(Entries with figure data)
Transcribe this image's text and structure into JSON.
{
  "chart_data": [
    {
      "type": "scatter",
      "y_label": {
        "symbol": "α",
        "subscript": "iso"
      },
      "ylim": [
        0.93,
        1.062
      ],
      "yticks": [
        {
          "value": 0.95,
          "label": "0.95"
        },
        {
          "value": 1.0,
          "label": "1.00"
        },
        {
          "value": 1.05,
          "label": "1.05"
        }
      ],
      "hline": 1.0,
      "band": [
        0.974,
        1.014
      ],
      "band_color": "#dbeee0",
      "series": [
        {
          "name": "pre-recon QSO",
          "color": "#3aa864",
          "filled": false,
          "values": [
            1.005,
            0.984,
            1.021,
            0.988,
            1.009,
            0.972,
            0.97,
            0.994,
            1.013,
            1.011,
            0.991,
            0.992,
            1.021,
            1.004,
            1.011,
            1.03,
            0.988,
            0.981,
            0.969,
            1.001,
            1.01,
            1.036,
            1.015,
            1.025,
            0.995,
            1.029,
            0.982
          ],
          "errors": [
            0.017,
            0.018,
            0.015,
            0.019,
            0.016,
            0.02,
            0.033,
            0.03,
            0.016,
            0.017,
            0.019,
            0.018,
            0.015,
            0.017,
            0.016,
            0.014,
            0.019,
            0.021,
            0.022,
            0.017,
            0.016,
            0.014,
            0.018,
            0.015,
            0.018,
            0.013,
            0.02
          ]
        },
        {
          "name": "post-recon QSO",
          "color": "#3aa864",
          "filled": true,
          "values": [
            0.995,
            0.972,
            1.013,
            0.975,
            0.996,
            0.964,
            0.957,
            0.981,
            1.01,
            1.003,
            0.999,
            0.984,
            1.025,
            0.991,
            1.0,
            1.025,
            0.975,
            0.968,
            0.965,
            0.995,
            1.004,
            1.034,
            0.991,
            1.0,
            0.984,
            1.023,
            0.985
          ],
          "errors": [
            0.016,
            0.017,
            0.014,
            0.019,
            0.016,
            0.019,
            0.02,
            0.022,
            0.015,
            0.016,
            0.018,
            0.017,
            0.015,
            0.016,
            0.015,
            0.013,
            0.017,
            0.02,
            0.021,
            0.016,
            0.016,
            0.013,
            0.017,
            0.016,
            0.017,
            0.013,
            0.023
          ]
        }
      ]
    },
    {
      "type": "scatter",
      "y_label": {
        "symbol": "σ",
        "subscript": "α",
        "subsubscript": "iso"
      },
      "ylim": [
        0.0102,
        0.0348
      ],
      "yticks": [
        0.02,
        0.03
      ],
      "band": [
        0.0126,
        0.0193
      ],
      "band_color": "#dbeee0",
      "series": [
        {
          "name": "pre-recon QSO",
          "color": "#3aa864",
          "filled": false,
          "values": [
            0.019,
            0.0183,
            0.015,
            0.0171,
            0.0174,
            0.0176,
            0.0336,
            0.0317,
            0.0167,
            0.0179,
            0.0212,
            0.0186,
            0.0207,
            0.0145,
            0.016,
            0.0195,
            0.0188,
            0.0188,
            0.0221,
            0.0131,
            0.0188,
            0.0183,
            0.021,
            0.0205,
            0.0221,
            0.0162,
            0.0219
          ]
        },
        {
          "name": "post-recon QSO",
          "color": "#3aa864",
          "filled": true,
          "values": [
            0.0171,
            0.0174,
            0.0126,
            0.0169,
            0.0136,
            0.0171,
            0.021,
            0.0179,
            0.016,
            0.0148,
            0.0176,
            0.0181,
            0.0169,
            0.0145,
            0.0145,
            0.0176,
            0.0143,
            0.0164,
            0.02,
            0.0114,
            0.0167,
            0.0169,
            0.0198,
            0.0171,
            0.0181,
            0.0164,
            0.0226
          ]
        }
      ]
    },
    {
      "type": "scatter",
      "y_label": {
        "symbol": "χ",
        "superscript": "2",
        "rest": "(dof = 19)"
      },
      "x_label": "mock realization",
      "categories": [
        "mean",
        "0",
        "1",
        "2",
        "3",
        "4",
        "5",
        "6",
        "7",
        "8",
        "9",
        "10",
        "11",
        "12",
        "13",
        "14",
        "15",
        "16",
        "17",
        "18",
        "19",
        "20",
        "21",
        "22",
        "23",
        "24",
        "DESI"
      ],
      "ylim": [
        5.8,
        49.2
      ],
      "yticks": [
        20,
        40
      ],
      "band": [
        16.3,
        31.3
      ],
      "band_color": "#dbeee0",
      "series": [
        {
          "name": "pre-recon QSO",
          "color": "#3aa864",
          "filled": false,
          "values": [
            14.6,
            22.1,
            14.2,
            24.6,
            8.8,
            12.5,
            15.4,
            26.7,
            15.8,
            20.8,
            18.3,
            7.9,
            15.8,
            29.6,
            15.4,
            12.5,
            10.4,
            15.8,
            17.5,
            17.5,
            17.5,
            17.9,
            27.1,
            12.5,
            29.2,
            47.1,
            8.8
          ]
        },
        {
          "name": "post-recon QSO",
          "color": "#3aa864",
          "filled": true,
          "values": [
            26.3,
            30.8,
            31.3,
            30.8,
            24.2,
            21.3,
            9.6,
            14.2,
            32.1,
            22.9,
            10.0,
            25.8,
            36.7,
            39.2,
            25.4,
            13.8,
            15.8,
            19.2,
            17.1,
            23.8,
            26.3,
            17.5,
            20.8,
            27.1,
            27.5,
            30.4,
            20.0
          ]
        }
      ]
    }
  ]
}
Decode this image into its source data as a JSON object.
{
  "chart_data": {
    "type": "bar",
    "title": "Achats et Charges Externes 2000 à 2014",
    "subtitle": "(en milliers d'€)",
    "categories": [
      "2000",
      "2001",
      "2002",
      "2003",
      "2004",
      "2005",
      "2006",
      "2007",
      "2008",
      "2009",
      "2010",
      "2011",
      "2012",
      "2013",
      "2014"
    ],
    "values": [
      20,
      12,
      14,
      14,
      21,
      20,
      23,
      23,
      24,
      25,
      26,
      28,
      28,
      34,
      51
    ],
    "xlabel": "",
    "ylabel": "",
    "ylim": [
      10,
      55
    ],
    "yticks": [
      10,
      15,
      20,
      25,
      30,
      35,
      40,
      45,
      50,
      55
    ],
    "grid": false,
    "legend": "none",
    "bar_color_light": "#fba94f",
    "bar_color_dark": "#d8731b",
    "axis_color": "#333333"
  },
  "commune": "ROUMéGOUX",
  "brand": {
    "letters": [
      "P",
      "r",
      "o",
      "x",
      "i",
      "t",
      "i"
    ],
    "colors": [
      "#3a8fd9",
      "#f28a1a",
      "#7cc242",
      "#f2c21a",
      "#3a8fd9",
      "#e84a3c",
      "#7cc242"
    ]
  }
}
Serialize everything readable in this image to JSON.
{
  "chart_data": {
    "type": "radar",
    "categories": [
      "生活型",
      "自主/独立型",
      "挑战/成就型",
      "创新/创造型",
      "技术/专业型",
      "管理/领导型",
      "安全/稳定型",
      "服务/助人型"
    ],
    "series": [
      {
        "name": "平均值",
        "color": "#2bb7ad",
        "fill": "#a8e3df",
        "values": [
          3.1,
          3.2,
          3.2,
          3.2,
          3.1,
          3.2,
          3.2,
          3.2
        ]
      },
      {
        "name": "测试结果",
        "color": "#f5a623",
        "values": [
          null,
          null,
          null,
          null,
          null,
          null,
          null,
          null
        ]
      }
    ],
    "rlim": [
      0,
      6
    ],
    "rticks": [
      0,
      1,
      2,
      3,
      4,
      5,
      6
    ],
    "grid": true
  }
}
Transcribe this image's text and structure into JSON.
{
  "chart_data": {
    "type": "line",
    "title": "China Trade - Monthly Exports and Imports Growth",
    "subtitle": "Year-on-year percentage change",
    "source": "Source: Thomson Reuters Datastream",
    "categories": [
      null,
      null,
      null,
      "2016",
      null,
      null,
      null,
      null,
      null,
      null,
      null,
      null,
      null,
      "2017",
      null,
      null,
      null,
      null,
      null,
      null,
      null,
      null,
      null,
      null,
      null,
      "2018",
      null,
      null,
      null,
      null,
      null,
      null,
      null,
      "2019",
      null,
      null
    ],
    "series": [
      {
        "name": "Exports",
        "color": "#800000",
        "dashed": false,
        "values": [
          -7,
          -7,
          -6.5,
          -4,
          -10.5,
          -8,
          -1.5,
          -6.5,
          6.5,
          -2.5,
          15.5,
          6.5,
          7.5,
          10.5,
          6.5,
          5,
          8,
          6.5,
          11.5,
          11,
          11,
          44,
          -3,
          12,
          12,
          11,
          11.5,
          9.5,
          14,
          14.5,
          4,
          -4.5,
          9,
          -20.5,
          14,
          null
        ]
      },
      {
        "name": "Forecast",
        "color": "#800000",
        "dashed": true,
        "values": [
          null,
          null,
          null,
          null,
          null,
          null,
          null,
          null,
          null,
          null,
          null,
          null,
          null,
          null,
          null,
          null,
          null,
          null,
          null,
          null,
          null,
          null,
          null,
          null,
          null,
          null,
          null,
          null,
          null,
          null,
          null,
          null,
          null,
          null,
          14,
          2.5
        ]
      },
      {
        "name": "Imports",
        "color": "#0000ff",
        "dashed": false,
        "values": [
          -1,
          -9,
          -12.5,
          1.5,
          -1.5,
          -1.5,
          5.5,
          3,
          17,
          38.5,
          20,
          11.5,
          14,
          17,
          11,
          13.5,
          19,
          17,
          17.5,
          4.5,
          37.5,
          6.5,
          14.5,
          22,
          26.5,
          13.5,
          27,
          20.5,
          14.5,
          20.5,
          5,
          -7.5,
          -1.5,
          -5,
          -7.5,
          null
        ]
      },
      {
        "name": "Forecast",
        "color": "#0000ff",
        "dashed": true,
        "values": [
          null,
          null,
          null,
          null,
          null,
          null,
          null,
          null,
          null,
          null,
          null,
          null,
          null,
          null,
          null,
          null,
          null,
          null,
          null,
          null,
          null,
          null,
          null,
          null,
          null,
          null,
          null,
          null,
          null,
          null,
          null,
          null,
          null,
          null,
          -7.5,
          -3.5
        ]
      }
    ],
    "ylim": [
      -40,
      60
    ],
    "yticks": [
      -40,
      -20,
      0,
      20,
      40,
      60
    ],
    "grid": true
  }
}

EXERCISE TASK – Using the material above, copy every line in which the string "subtitle" occurs.

RESULT FOR THIS TASK –
    "subtitle": "(en milliers d'€)",
    "subtitle": "Year-on-year percentage change",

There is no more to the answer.